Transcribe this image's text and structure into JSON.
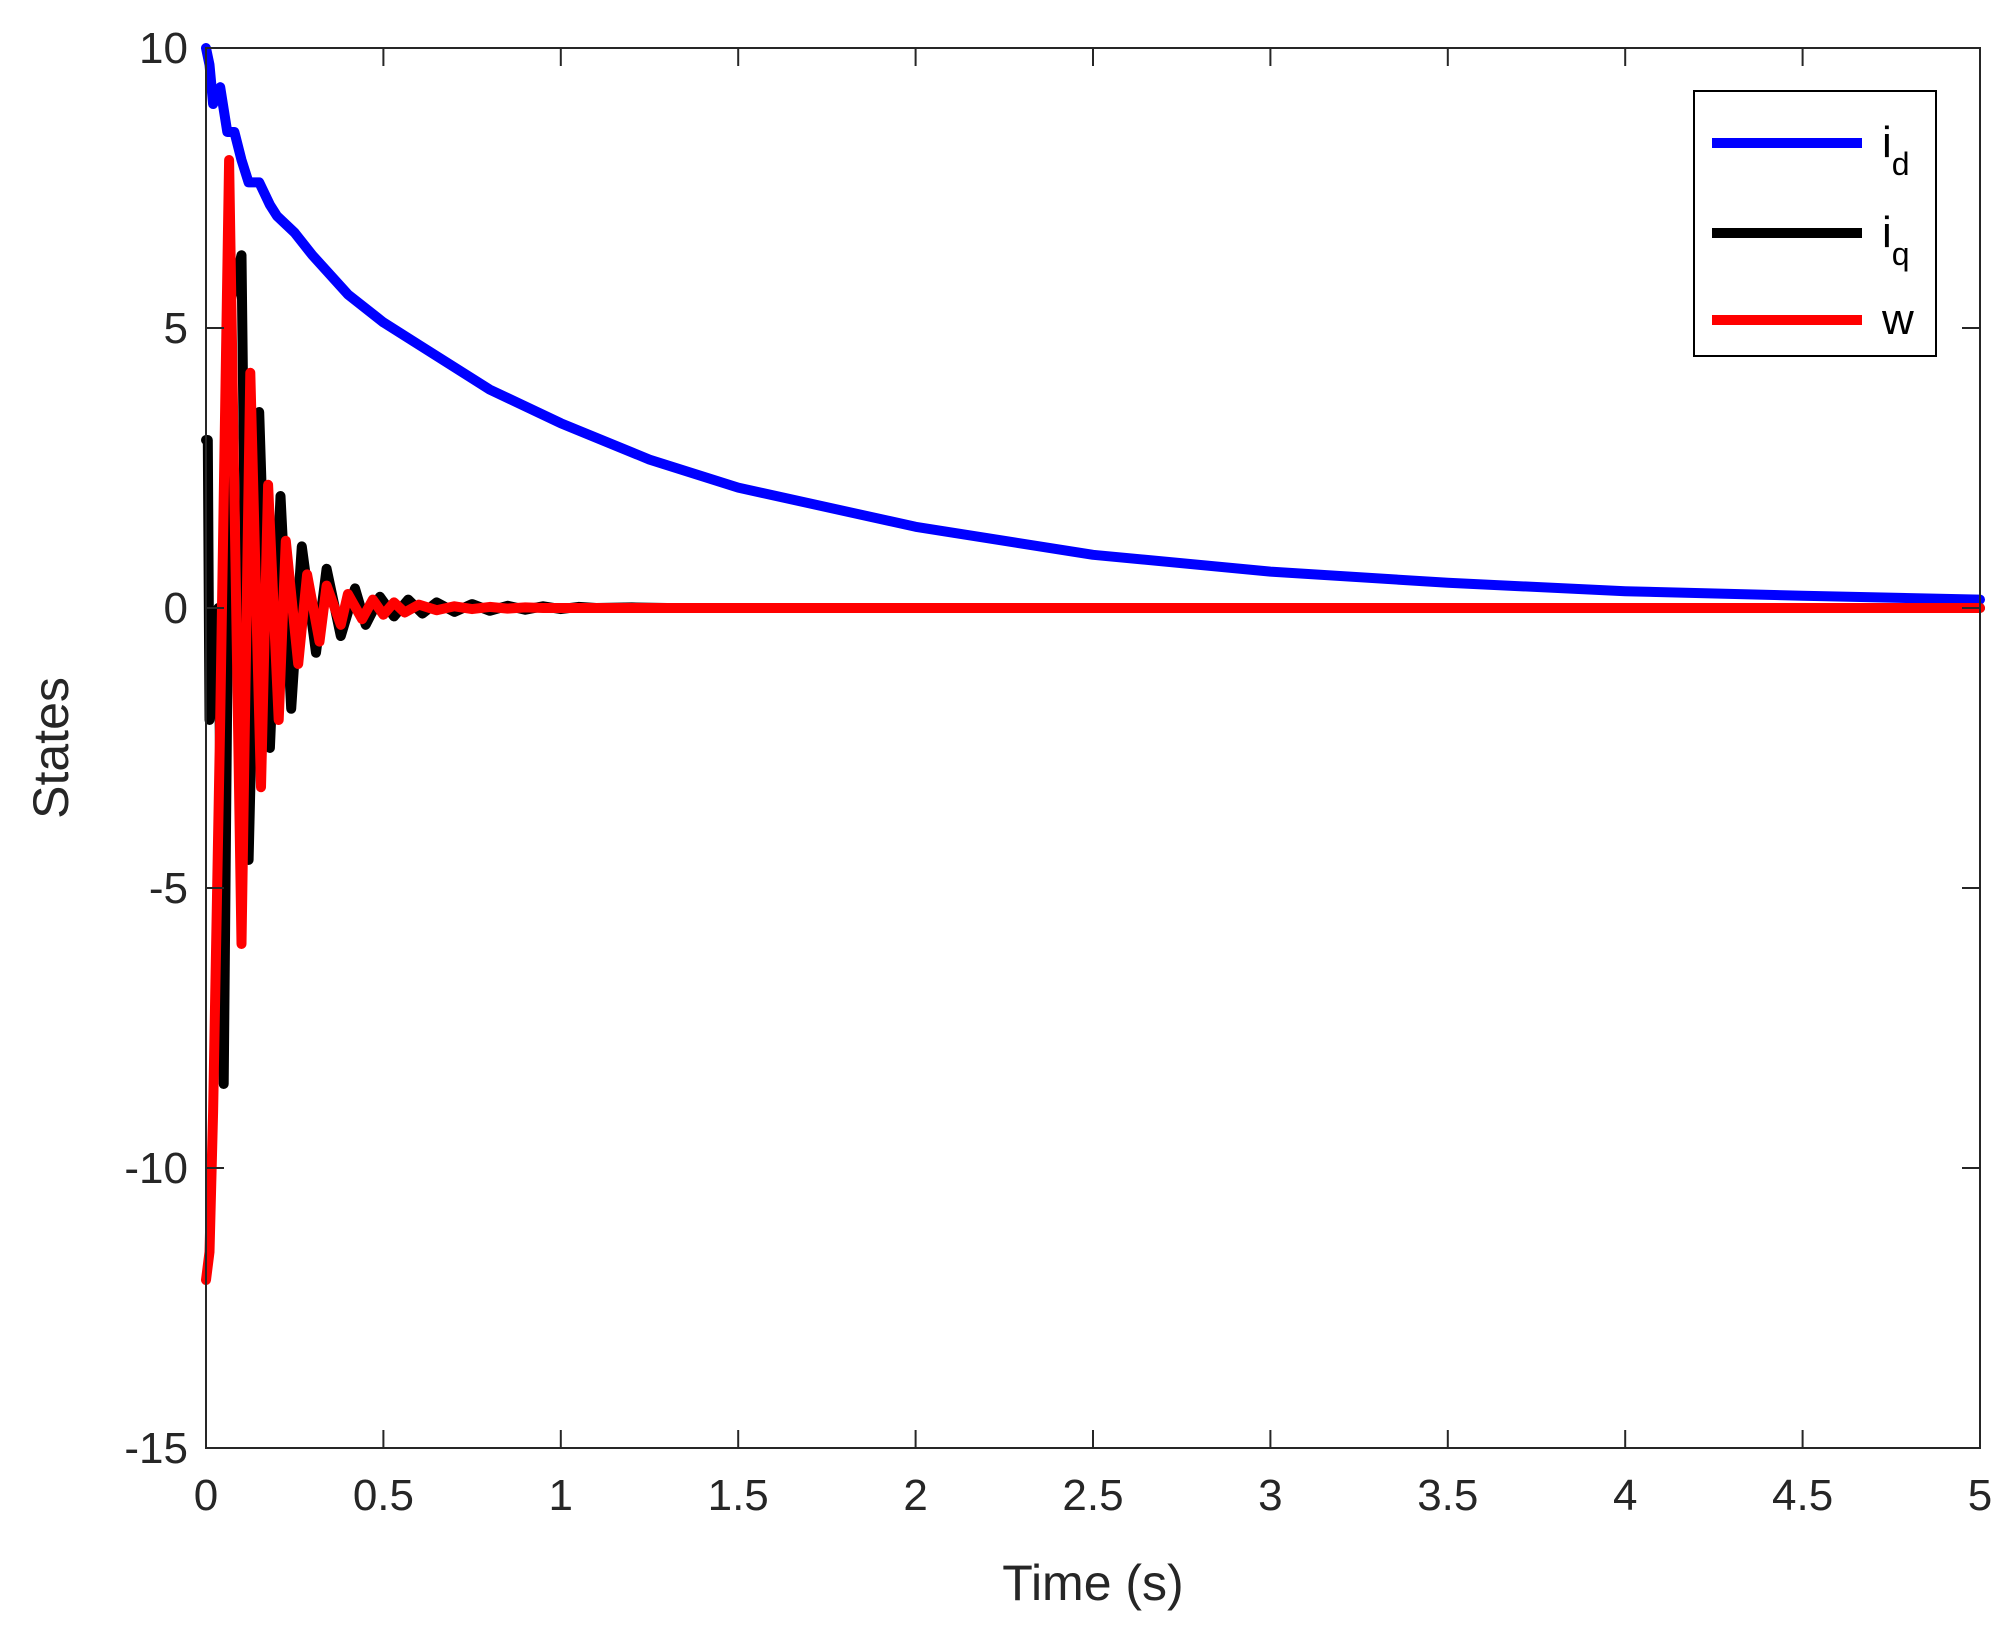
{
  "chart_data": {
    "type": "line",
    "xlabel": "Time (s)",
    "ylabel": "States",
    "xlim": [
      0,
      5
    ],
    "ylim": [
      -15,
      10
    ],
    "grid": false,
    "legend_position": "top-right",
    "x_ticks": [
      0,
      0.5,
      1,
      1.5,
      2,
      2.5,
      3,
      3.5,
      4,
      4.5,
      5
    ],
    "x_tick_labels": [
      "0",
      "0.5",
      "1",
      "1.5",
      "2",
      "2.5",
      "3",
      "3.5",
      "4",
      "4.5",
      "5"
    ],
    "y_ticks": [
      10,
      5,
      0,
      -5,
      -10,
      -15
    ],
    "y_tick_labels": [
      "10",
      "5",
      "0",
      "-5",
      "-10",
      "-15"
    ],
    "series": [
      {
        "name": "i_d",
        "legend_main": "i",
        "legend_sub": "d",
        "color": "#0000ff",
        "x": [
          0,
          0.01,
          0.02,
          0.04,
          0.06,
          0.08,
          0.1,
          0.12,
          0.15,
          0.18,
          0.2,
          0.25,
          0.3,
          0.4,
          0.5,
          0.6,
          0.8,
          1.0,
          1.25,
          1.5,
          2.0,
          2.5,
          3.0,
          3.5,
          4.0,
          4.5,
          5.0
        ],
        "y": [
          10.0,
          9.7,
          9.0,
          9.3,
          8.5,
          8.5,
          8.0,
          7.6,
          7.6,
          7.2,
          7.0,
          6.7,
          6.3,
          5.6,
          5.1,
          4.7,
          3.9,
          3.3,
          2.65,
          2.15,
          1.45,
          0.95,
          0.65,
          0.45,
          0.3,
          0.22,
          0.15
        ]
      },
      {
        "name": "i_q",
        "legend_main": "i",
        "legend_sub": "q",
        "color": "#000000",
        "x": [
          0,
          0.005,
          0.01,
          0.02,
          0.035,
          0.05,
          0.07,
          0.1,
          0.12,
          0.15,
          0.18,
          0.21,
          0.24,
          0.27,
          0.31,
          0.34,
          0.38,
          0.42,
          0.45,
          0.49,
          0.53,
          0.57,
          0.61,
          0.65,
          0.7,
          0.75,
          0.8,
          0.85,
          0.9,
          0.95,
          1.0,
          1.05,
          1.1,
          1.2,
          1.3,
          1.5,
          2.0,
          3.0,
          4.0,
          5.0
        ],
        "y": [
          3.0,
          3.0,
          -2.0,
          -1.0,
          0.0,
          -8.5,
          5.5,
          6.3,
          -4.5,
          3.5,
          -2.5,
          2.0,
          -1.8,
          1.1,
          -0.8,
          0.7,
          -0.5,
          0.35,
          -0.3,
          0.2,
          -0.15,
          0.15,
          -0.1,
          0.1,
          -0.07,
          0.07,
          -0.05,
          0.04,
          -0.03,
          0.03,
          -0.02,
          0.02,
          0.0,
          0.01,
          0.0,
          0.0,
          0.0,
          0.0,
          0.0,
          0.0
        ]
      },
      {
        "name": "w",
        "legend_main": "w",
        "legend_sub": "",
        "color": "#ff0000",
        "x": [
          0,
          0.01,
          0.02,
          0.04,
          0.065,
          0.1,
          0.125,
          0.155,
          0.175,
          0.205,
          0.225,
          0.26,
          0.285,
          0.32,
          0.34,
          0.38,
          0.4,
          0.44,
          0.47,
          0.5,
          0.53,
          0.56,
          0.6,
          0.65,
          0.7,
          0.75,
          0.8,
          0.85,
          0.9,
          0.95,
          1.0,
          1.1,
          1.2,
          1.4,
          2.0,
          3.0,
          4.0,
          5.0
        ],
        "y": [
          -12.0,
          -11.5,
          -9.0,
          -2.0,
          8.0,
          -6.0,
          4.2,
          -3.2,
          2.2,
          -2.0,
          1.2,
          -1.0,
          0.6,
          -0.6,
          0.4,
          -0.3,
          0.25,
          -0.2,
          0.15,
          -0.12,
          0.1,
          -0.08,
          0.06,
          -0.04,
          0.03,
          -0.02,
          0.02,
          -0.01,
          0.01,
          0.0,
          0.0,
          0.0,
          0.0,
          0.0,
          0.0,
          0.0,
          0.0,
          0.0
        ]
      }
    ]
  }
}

-=-=-

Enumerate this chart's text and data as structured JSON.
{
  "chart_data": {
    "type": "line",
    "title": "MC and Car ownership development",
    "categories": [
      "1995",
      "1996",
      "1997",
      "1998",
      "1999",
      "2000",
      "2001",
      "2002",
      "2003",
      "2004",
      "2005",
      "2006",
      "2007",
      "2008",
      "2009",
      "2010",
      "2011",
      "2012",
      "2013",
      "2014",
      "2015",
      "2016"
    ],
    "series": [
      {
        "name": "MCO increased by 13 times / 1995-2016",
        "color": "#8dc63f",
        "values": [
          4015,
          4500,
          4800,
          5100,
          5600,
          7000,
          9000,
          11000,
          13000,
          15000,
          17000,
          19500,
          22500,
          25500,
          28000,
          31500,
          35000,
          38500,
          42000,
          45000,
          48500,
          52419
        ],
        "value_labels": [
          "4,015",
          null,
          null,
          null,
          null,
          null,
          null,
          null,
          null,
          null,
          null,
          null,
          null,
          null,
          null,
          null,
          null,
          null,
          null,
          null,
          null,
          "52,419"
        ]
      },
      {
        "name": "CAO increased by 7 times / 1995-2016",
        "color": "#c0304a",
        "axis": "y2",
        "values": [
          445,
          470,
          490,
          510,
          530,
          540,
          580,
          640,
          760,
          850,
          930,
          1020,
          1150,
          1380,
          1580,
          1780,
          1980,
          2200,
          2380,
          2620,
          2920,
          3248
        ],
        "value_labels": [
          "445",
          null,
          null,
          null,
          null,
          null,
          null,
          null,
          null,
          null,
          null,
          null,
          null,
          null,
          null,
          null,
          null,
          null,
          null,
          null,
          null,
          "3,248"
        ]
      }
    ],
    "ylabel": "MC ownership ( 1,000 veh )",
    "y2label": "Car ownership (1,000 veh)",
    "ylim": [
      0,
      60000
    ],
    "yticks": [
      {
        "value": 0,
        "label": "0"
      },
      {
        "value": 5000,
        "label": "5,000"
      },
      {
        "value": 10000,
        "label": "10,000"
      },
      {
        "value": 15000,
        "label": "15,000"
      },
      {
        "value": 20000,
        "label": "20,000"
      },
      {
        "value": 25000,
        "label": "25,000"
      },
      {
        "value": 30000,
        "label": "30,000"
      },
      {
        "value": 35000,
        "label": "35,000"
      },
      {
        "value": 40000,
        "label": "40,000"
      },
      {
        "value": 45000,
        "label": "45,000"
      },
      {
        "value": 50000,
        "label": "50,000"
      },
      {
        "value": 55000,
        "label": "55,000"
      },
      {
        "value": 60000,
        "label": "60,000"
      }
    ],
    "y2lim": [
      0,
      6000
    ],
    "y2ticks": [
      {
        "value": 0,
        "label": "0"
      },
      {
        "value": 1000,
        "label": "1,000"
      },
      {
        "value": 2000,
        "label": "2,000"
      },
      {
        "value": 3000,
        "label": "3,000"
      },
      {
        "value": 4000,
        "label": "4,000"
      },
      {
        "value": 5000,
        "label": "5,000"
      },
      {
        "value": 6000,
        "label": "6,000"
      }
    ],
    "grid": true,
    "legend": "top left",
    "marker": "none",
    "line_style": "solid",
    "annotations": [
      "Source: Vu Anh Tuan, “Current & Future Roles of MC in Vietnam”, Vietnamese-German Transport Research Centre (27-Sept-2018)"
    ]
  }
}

-=-=-

* _DIRECTIVE_: In the data above, how many lines contain the string "ownership"? Answer with the number only.

* _OUTPUT_: 3